» **Box annotation rows**:
###

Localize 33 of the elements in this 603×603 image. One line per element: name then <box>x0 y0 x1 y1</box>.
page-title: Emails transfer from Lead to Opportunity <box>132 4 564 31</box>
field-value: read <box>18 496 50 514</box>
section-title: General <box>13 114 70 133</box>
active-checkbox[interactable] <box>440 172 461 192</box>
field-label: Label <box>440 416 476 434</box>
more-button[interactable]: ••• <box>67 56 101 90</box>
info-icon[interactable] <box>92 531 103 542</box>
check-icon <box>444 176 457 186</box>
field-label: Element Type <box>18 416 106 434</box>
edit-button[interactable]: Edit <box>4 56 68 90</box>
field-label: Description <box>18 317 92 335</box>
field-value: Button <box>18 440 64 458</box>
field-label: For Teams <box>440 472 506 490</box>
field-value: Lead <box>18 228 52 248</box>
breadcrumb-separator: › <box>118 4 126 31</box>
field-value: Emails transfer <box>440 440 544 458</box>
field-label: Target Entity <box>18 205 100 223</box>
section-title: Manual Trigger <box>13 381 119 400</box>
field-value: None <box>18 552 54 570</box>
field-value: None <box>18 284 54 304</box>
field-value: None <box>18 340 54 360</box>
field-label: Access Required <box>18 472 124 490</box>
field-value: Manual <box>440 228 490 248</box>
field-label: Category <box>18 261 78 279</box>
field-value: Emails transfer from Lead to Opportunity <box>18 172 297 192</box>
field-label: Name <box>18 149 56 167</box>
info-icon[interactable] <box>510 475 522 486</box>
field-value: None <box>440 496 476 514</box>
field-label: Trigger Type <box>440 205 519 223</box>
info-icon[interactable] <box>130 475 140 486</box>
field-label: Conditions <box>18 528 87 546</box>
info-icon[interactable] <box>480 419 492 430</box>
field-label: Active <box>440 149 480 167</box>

###

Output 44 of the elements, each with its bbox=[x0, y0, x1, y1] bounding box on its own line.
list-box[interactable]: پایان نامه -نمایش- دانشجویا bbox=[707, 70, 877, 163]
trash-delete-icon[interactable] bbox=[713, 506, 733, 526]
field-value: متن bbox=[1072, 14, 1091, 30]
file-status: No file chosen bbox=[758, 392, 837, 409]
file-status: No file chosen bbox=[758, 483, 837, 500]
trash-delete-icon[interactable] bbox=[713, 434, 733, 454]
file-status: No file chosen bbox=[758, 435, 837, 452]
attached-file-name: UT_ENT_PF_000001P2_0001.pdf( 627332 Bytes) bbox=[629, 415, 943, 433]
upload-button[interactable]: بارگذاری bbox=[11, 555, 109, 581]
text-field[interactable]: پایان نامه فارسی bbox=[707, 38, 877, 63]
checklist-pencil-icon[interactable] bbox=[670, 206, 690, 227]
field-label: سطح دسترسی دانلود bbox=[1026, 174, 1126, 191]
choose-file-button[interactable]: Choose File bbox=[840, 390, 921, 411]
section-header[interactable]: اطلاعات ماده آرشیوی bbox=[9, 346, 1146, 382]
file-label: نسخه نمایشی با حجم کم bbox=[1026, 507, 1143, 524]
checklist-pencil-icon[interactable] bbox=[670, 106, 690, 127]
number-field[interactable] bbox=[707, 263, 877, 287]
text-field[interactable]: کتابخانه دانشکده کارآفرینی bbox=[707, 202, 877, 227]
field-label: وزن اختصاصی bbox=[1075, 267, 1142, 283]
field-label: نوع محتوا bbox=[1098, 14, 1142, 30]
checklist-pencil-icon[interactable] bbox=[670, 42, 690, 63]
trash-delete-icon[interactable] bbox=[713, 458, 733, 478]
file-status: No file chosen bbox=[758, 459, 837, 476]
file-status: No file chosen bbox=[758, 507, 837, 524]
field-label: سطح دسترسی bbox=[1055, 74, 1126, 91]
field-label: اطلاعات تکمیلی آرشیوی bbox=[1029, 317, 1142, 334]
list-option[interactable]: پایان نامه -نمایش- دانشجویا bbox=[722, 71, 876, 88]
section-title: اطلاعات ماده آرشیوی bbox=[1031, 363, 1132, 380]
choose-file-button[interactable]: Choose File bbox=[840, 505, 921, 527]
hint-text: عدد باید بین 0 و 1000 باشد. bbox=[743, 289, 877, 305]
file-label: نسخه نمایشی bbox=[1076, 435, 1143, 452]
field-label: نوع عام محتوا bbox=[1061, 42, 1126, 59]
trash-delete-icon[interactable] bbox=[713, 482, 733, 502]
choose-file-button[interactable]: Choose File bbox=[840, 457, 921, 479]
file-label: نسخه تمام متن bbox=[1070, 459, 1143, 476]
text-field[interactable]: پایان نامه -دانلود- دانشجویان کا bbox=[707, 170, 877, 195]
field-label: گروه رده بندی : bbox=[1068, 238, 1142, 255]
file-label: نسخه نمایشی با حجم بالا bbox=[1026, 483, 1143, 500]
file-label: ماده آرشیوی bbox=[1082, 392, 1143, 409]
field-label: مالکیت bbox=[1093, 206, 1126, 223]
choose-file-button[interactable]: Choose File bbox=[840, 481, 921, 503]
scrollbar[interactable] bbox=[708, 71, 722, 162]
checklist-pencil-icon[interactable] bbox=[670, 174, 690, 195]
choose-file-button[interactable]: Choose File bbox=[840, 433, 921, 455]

###

Show each row above that contains the string "نمایشی".

file-label: نسخه نمایشی با حجم کم bbox=[1026, 507, 1143, 524]
file-label: نسخه نمایشی bbox=[1076, 435, 1143, 452]
file-label: نسخه نمایشی با حجم بالا bbox=[1026, 483, 1143, 500]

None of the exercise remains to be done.